• [WHAT IS NEEDED]:
Write out each record again exactly as it stands.

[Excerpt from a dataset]
════════════════════

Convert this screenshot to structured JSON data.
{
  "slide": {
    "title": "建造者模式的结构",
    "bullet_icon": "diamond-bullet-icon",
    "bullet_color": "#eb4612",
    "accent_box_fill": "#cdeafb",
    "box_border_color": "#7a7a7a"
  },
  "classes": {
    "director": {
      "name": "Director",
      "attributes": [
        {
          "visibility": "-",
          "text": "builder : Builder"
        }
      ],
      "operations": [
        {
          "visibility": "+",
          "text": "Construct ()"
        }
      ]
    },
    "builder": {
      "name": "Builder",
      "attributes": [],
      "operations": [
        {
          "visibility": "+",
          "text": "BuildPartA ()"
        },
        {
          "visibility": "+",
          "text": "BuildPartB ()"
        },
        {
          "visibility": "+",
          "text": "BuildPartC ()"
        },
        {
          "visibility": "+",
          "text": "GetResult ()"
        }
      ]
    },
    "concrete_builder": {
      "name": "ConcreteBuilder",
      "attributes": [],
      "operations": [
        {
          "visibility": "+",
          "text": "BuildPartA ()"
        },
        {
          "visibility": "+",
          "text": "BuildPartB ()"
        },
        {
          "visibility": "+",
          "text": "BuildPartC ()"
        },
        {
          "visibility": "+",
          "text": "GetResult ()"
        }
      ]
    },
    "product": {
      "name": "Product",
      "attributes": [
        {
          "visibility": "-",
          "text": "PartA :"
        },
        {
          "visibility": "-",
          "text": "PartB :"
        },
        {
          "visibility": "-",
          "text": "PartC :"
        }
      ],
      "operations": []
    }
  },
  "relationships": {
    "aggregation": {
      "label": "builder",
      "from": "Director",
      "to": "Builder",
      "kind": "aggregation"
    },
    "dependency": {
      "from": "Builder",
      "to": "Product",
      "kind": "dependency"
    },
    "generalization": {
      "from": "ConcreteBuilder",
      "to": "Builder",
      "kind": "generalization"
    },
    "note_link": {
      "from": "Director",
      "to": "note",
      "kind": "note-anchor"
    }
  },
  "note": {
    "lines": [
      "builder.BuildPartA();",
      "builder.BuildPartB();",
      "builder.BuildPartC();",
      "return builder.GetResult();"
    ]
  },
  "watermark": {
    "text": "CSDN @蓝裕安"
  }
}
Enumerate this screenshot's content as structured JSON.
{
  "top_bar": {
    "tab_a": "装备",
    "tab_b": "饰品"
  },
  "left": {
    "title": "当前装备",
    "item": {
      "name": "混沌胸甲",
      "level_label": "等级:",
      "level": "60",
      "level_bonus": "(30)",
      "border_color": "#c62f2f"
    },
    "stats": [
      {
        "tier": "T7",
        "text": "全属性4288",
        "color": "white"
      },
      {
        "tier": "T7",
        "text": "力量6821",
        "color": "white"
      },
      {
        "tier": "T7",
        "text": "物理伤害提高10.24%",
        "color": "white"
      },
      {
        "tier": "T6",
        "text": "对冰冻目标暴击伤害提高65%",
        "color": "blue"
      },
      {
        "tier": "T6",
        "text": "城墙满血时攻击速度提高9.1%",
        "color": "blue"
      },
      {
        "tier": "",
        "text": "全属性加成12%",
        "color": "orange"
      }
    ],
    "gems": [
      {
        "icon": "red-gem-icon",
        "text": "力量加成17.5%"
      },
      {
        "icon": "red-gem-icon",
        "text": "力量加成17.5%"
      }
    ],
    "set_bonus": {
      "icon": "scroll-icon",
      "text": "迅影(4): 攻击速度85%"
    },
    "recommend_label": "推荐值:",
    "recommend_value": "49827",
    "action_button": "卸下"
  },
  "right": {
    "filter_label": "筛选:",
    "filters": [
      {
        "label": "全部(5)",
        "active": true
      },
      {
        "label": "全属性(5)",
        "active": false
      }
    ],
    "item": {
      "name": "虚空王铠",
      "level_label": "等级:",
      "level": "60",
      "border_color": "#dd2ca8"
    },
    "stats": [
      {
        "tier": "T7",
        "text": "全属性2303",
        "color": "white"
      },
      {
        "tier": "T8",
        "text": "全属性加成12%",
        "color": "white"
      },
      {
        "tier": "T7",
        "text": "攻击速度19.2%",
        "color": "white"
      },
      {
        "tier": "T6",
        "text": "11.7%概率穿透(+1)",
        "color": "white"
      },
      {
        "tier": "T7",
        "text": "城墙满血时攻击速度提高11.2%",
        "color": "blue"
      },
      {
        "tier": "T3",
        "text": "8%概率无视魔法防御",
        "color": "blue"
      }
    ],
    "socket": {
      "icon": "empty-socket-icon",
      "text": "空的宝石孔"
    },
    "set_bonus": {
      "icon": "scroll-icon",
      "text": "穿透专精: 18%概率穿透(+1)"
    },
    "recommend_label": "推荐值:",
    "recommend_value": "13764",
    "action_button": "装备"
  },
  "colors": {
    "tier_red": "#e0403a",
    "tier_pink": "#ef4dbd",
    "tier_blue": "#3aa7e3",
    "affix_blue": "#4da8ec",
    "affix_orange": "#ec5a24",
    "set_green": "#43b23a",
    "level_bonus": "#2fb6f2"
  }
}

════════════════════

• [FINAL RESULT]:
Convert this screenshot to structured JSON data.
{
  "slide": {
    "title": "建造者模式的结构",
    "bullet_icon": "diamond-bullet-icon",
    "bullet_color": "#eb4612",
    "accent_box_fill": "#cdeafb",
    "box_border_color": "#7a7a7a"
  },
  "classes": {
    "director": {
      "name": "Director",
      "attributes": [
        {
          "visibility": "-",
          "text": "builder : Builder"
        }
      ],
      "operations": [
        {
          "visibility": "+",
          "text": "Construct ()"
        }
      ]
    },
    "builder": {
      "name": "Builder",
      "attributes": [],
      "operations": [
        {
          "visibility": "+",
          "text": "BuildPartA ()"
        },
        {
          "visibility": "+",
          "text": "BuildPartB ()"
        },
        {
          "visibility": "+",
          "text": "BuildPartC ()"
        },
        {
          "visibility": "+",
          "text": "GetResult ()"
        }
      ]
    },
    "concrete_builder": {
      "name": "ConcreteBuilder",
      "attributes": [],
      "operations": [
        {
          "visibility": "+",
          "text": "BuildPartA ()"
        },
        {
          "visibility": "+",
          "text": "BuildPartB ()"
        },
        {
          "visibility": "+",
          "text": "BuildPartC ()"
        },
        {
          "visibility": "+",
          "text": "GetResult ()"
        }
      ]
    },
    "product": {
      "name": "Product",
      "attributes": [
        {
          "visibility": "-",
          "text": "PartA :"
        },
        {
          "visibility": "-",
          "text": "PartB :"
        },
        {
          "visibility": "-",
          "text": "PartC :"
        }
      ],
      "operations": []
    }
  },
  "relationships": {
    "aggregation": {
      "label": "builder",
      "from": "Director",
      "to": "Builder",
      "kind": "aggregation"
    },
    "dependency": {
      "from": "Builder",
      "to": "Product",
      "kind": "dependency"
    },
    "generalization": {
      "from": "ConcreteBuilder",
      "to": "Builder",
      "kind": "generalization"
    },
    "note_link": {
      "from": "Director",
      "to": "note",
      "kind": "note-anchor"
    }
  },
  "note": {
    "lines": [
      "builder.BuildPartA();",
      "builder.BuildPartB();",
      "builder.BuildPartC();",
      "return builder.GetResult();"
    ]
  },
  "watermark": {
    "text": "CSDN @蓝裕安"
  }
}
Enumerate this screenshot's content as structured JSON.
{
  "top_bar": {
    "tab_a": "装备",
    "tab_b": "饰品"
  },
  "left": {
    "title": "当前装备",
    "item": {
      "name": "混沌胸甲",
      "level_label": "等级:",
      "level": "60",
      "level_bonus": "(30)",
      "border_color": "#c62f2f"
    },
    "stats": [
      {
        "tier": "T7",
        "text": "全属性4288",
        "color": "white"
      },
      {
        "tier": "T7",
        "text": "力量6821",
        "color": "white"
      },
      {
        "tier": "T7",
        "text": "物理伤害提高10.24%",
        "color": "white"
      },
      {
        "tier": "T6",
        "text": "对冰冻目标暴击伤害提高65%",
        "color": "blue"
      },
      {
        "tier": "T6",
        "text": "城墙满血时攻击速度提高9.1%",
        "color": "blue"
      },
      {
        "tier": "",
        "text": "全属性加成12%",
        "color": "orange"
      }
    ],
    "gems": [
      {
        "icon": "red-gem-icon",
        "text": "力量加成17.5%"
      },
      {
        "icon": "red-gem-icon",
        "text": "力量加成17.5%"
      }
    ],
    "set_bonus": {
      "icon": "scroll-icon",
      "text": "迅影(4): 攻击速度85%"
    },
    "recommend_label": "推荐值:",
    "recommend_value": "49827",
    "action_button": "卸下"
  },
  "right": {
    "filter_label": "筛选:",
    "filters": [
      {
        "label": "全部(5)",
        "active": true
      },
      {
        "label": "全属性(5)",
        "active": false
      }
    ],
    "item": {
      "name": "虚空王铠",
      "level_label": "等级:",
      "level": "60",
      "border_color": "#dd2ca8"
    },
    "stats": [
      {
        "tier": "T7",
        "text": "全属性2303",
        "color": "white"
      },
      {
        "tier": "T8",
        "text": "全属性加成12%",
        "color": "white"
      },
      {
        "tier": "T7",
        "text": "攻击速度19.2%",
        "color": "white"
      },
      {
        "tier": "T6",
        "text": "11.7%概率穿透(+1)",
        "color": "white"
      },
      {
        "tier": "T7",
        "text": "城墙满血时攻击速度提高11.2%",
        "color": "blue"
      },
      {
        "tier": "T3",
        "text": "8%概率无视魔法防御",
        "color": "blue"
      }
    ],
    "socket": {
      "icon": "empty-socket-icon",
      "text": "空的宝石孔"
    },
    "set_bonus": {
      "icon": "scroll-icon",
      "text": "穿透专精: 18%概率穿透(+1)"
    },
    "recommend_label": "推荐值:",
    "recommend_value": "13764",
    "action_button": "装备"
  },
  "colors": {
    "tier_red": "#e0403a",
    "tier_pink": "#ef4dbd",
    "tier_blue": "#3aa7e3",
    "affix_blue": "#4da8ec",
    "affix_orange": "#ec5a24",
    "set_green": "#43b23a",
    "level_bonus": "#2fb6f2"
  }
}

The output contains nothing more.